■ **What the exercise asks**:
Every line below that contains "group" is to be copied.

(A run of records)
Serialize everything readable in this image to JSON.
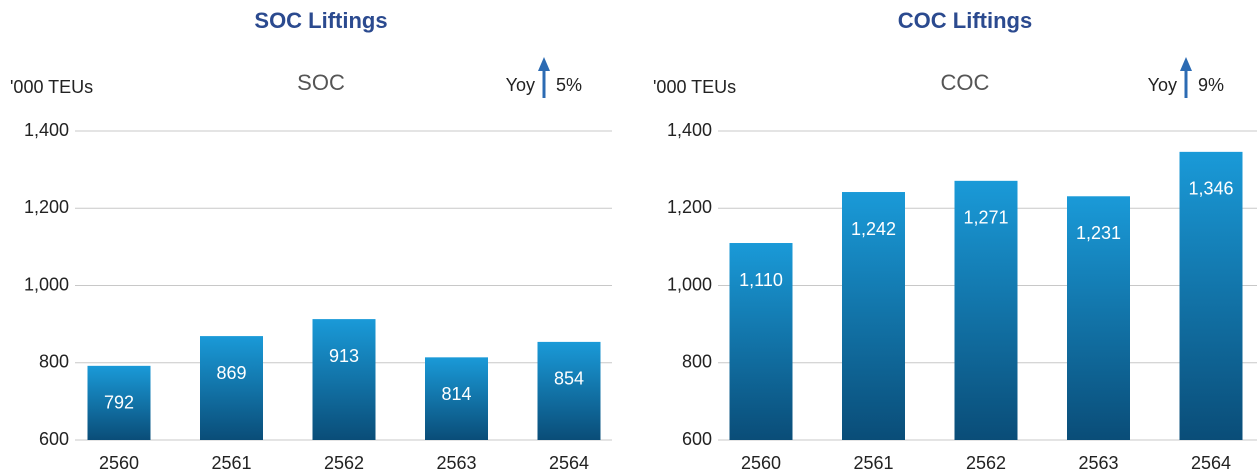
{
  "chart_data": [
    {
      "type": "bar",
      "title": "SOC Liftings",
      "subtitle": "SOC",
      "y_label": "'000 TEUs",
      "yoy": "Yoy",
      "yoy_value": "5%",
      "categories": [
        "2560",
        "2561",
        "2562",
        "2563",
        "2564"
      ],
      "values": [
        792,
        869,
        913,
        814,
        854
      ],
      "ylim": [
        600,
        1400
      ],
      "yticks": [
        600,
        800,
        {
          "value": 1000,
          "label": "1,000"
        },
        {
          "value": 1200,
          "label": "1,200"
        },
        {
          "value": 1400,
          "label": "1,400"
        }
      ],
      "grid": true,
      "color": [
        "#1a9ad8",
        "#0a4d78"
      ]
    },
    {
      "type": "bar",
      "title": "COC Liftings",
      "subtitle": "COC",
      "y_label": "'000 TEUs",
      "yoy": "Yoy",
      "yoy_value": "9%",
      "categories": [
        "2560",
        "2561",
        "2562",
        "2563",
        "2564"
      ],
      "values": [
        1110,
        1242,
        1271,
        1231,
        1346
      ],
      "value_labels": [
        "1,110",
        "1,242",
        "1,271",
        "1,231",
        "1,346"
      ],
      "ylim": [
        600,
        1400
      ],
      "yticks": [
        600,
        800,
        {
          "value": 1000,
          "label": "1,000"
        },
        {
          "value": 1200,
          "label": "1,200"
        },
        {
          "value": 1400,
          "label": "1,400"
        }
      ],
      "grid": true,
      "color": [
        "#1a9ad8",
        "#0a4d78"
      ]
    }
  ]
}
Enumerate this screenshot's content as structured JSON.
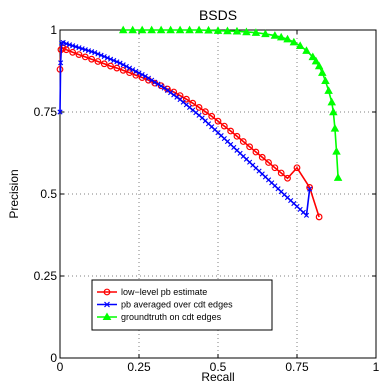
{
  "chart_data": {
    "type": "line",
    "title": "BSDS",
    "xlabel": "Recall",
    "ylabel": "Precision",
    "xlim": [
      0,
      1
    ],
    "ylim": [
      0,
      1
    ],
    "xticks": [
      0,
      0.25,
      0.5,
      0.75,
      1
    ],
    "yticks": [
      0,
      0.25,
      0.5,
      0.75,
      1
    ],
    "xtick_labels": [
      "0",
      "0.25",
      "0.5",
      "0.75",
      "1"
    ],
    "ytick_labels": [
      "0",
      "0.25",
      "0.5",
      "0.75",
      "1"
    ],
    "grid": true,
    "legend_position": "bottom-left",
    "series": [
      {
        "name": "low−level pb estimate",
        "color": "#ff0000",
        "marker": "circle",
        "x": [
          0.0,
          0.003,
          0.01,
          0.02,
          0.04,
          0.06,
          0.08,
          0.1,
          0.12,
          0.14,
          0.16,
          0.18,
          0.2,
          0.22,
          0.24,
          0.26,
          0.28,
          0.3,
          0.32,
          0.34,
          0.36,
          0.38,
          0.4,
          0.42,
          0.44,
          0.46,
          0.48,
          0.5,
          0.52,
          0.54,
          0.56,
          0.58,
          0.6,
          0.62,
          0.64,
          0.66,
          0.68,
          0.7,
          0.72,
          0.75,
          0.79,
          0.82
        ],
        "y": [
          0.88,
          0.94,
          0.945,
          0.94,
          0.932,
          0.925,
          0.918,
          0.911,
          0.904,
          0.897,
          0.89,
          0.884,
          0.877,
          0.87,
          0.862,
          0.855,
          0.847,
          0.838,
          0.83,
          0.82,
          0.811,
          0.8,
          0.789,
          0.777,
          0.764,
          0.751,
          0.737,
          0.722,
          0.707,
          0.692,
          0.676,
          0.66,
          0.644,
          0.628,
          0.612,
          0.596,
          0.58,
          0.564,
          0.548,
          0.58,
          0.52,
          0.43
        ]
      },
      {
        "name": "pb averaged over cdt edges",
        "color": "#0000ff",
        "marker": "x",
        "x": [
          0.0,
          0.002,
          0.005,
          0.01,
          0.02,
          0.03,
          0.04,
          0.05,
          0.06,
          0.07,
          0.08,
          0.09,
          0.1,
          0.11,
          0.12,
          0.13,
          0.14,
          0.15,
          0.16,
          0.17,
          0.18,
          0.19,
          0.2,
          0.21,
          0.22,
          0.23,
          0.24,
          0.25,
          0.26,
          0.27,
          0.28,
          0.29,
          0.3,
          0.31,
          0.32,
          0.33,
          0.34,
          0.35,
          0.36,
          0.37,
          0.38,
          0.39,
          0.4,
          0.41,
          0.42,
          0.43,
          0.44,
          0.45,
          0.46,
          0.47,
          0.48,
          0.49,
          0.5,
          0.51,
          0.52,
          0.53,
          0.54,
          0.55,
          0.56,
          0.57,
          0.58,
          0.59,
          0.6,
          0.61,
          0.62,
          0.63,
          0.64,
          0.65,
          0.66,
          0.67,
          0.68,
          0.69,
          0.7,
          0.71,
          0.72,
          0.73,
          0.74,
          0.75,
          0.76,
          0.77,
          0.78,
          0.79
        ],
        "y": [
          0.75,
          0.9,
          0.96,
          0.962,
          0.958,
          0.955,
          0.952,
          0.949,
          0.946,
          0.943,
          0.94,
          0.937,
          0.934,
          0.931,
          0.927,
          0.923,
          0.919,
          0.915,
          0.911,
          0.907,
          0.903,
          0.899,
          0.894,
          0.889,
          0.884,
          0.879,
          0.874,
          0.869,
          0.864,
          0.859,
          0.853,
          0.847,
          0.841,
          0.835,
          0.829,
          0.823,
          0.816,
          0.809,
          0.802,
          0.795,
          0.788,
          0.78,
          0.772,
          0.764,
          0.756,
          0.748,
          0.74,
          0.732,
          0.723,
          0.714,
          0.705,
          0.696,
          0.687,
          0.678,
          0.669,
          0.66,
          0.651,
          0.642,
          0.633,
          0.624,
          0.615,
          0.606,
          0.597,
          0.588,
          0.579,
          0.57,
          0.561,
          0.552,
          0.543,
          0.534,
          0.525,
          0.516,
          0.507,
          0.498,
          0.489,
          0.48,
          0.471,
          0.462,
          0.453,
          0.444,
          0.435,
          0.515
        ]
      },
      {
        "name": "groundtruth on cdt edges",
        "color": "#00ff00",
        "marker": "triangle",
        "x": [
          0.2,
          0.23,
          0.26,
          0.29,
          0.32,
          0.35,
          0.38,
          0.41,
          0.44,
          0.47,
          0.5,
          0.53,
          0.56,
          0.59,
          0.62,
          0.65,
          0.68,
          0.7,
          0.72,
          0.74,
          0.76,
          0.78,
          0.8,
          0.81,
          0.82,
          0.83,
          0.84,
          0.85,
          0.86,
          0.865,
          0.87,
          0.875,
          0.88
        ],
        "y": [
          1.0,
          1.0,
          1.0,
          1.0,
          1.0,
          1.0,
          1.0,
          1.0,
          1.0,
          0.999,
          0.998,
          0.997,
          0.996,
          0.994,
          0.992,
          0.988,
          0.983,
          0.978,
          0.972,
          0.963,
          0.952,
          0.937,
          0.918,
          0.905,
          0.89,
          0.87,
          0.845,
          0.815,
          0.78,
          0.75,
          0.7,
          0.63,
          0.55
        ]
      }
    ]
  }
}
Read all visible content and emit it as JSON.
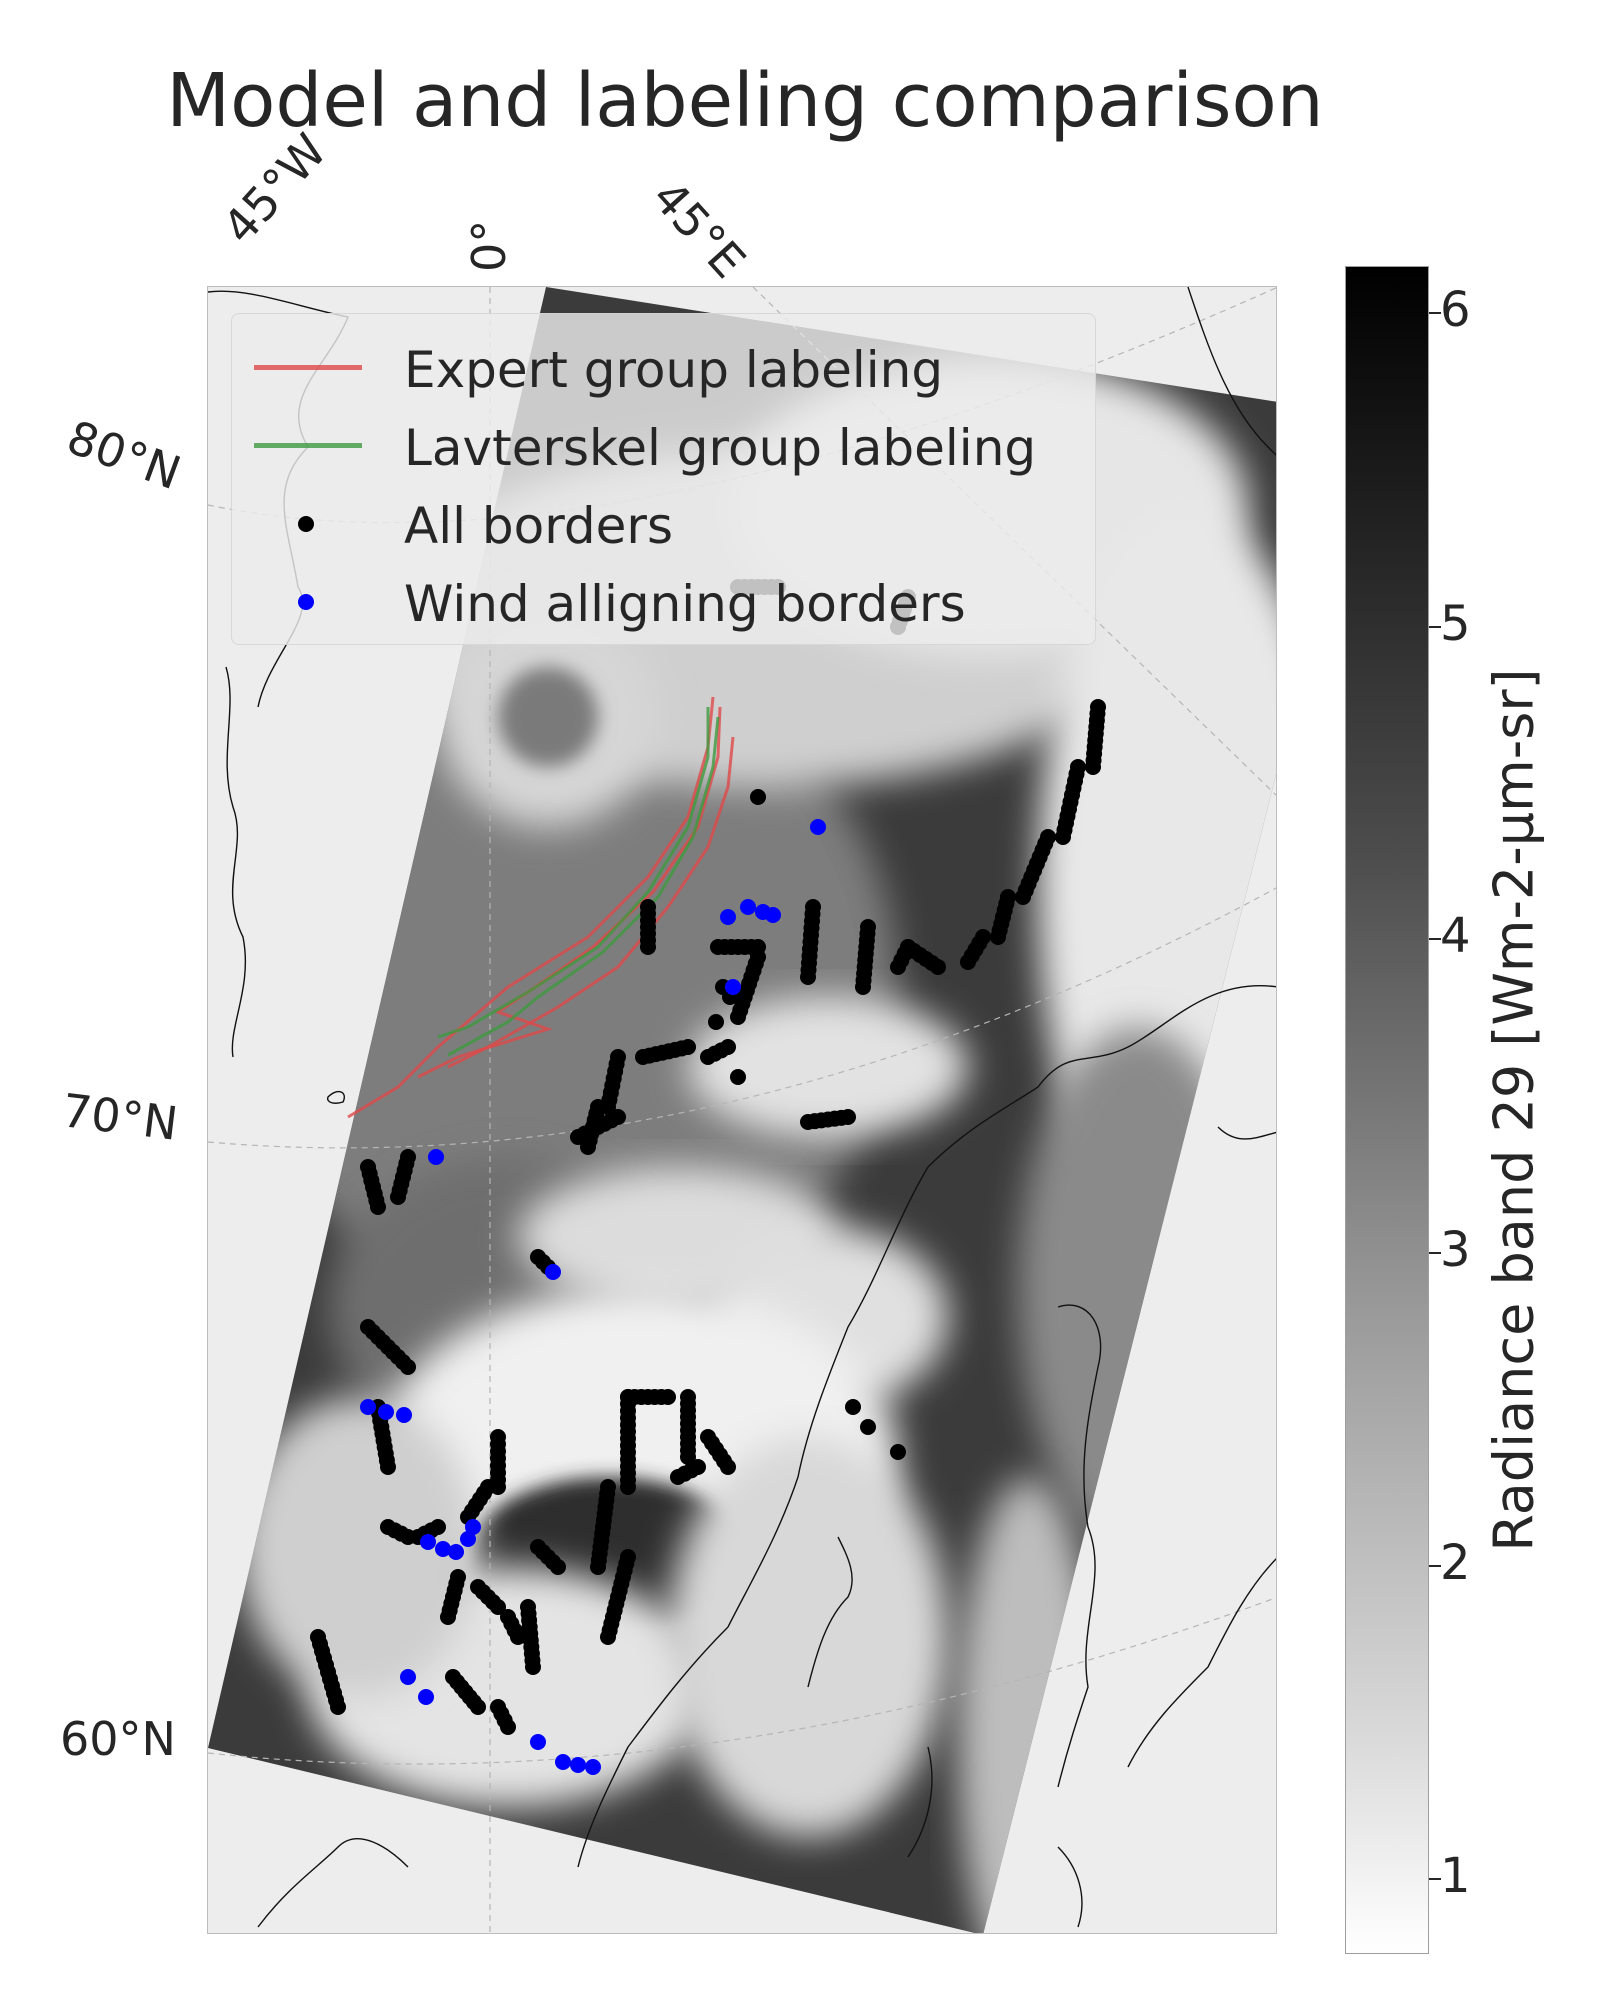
{
  "title": "Model and labeling comparison",
  "map": {
    "longitude_labels": [
      "45°W",
      "0°",
      "45°E"
    ],
    "latitude_labels": [
      "80°N",
      "70°N",
      "60°N"
    ],
    "land_color": "#ededed",
    "swath_description_colors": {
      "clear_sea": "#3a3a3a",
      "cloud": "#f0f0f0"
    }
  },
  "legend": {
    "entries": [
      {
        "label": "Expert group labeling",
        "type": "line",
        "color": "#e0494a"
      },
      {
        "label": "Lavterskel group labeling",
        "type": "line",
        "color": "#3f9a3f"
      },
      {
        "label": "All borders",
        "type": "marker",
        "color": "#000000"
      },
      {
        "label": "Wind alligning borders",
        "type": "marker",
        "color": "#0000ff"
      }
    ]
  },
  "colorbar": {
    "label": "Radiance band 29 [Wm-2-μm-sr]",
    "ticks": [
      "6",
      "5",
      "4",
      "3",
      "2",
      "1"
    ],
    "range": [
      0.7,
      6.15
    ],
    "colormap": "gray_r"
  }
}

■ **Exercise response**:
        "label": "Expert group labeling",
        "label": "Lavterskel group labeling",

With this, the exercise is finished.